■ Stated problem ■
Find every line with the word "Volume" and report how many there are, without any other text.

■ Input for this task ■

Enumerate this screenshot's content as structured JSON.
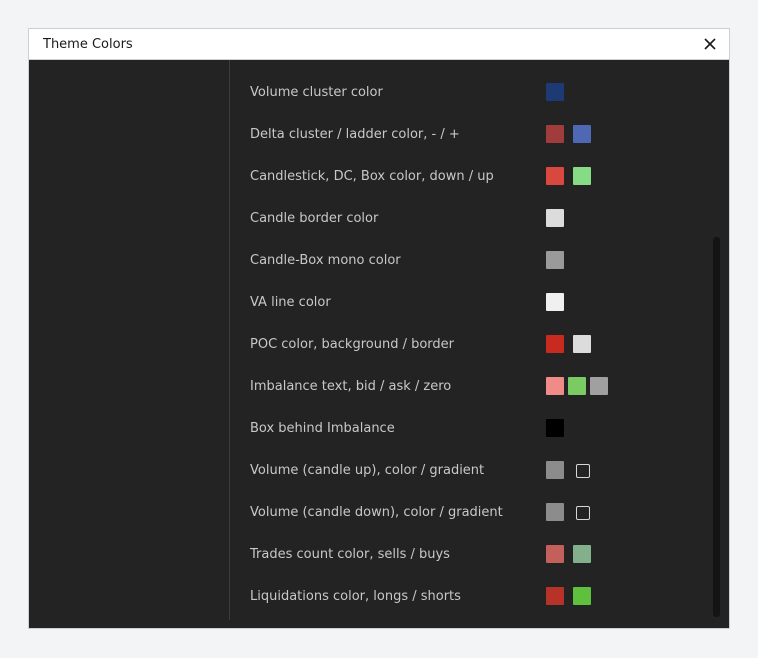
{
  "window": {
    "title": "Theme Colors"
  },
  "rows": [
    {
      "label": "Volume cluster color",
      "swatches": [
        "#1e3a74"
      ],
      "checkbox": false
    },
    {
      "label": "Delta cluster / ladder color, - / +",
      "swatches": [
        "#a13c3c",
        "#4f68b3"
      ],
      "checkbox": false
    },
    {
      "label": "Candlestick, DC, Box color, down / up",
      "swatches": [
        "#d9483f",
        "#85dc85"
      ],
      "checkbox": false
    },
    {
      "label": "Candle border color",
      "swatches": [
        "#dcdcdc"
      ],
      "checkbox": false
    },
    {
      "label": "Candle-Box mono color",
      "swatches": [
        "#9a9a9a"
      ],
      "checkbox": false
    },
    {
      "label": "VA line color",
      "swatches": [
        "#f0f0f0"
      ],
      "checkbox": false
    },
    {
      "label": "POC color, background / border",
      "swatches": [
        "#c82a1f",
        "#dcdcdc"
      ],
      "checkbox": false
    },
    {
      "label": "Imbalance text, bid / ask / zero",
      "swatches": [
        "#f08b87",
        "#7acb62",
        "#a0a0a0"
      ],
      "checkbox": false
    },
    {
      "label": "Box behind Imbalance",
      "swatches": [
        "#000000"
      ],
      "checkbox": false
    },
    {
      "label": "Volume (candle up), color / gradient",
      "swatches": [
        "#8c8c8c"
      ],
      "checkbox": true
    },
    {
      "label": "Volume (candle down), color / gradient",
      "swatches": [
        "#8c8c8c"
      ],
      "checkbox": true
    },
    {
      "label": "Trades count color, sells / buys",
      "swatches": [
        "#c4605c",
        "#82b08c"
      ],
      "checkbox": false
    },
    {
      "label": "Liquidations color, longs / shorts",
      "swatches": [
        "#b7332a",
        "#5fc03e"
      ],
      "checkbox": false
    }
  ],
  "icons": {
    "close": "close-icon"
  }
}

==

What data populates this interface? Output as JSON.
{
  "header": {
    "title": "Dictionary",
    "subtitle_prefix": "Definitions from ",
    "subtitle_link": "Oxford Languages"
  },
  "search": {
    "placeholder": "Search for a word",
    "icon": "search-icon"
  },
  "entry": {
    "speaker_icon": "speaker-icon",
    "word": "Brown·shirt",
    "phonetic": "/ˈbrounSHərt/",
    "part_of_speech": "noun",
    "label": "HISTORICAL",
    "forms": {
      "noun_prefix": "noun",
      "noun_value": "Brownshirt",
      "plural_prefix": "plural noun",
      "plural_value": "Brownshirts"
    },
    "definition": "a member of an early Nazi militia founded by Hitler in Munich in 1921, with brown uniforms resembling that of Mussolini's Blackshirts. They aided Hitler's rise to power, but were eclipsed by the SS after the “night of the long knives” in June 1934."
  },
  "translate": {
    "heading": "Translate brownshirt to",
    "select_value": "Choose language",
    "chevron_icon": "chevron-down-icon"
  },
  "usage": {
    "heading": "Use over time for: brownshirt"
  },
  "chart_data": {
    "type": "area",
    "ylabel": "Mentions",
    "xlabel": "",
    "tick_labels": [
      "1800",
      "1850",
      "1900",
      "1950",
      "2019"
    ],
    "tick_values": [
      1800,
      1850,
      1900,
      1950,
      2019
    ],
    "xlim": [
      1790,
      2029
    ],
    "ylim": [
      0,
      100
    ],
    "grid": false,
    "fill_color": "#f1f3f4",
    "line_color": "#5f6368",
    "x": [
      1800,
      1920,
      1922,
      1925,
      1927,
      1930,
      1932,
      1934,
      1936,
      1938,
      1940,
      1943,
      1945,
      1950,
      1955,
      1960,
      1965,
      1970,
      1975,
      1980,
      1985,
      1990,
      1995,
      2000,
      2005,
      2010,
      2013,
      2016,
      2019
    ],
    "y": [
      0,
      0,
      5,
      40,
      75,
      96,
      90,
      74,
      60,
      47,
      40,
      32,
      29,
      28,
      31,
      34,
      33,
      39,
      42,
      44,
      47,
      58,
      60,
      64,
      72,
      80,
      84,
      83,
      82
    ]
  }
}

■ Completed task ■
3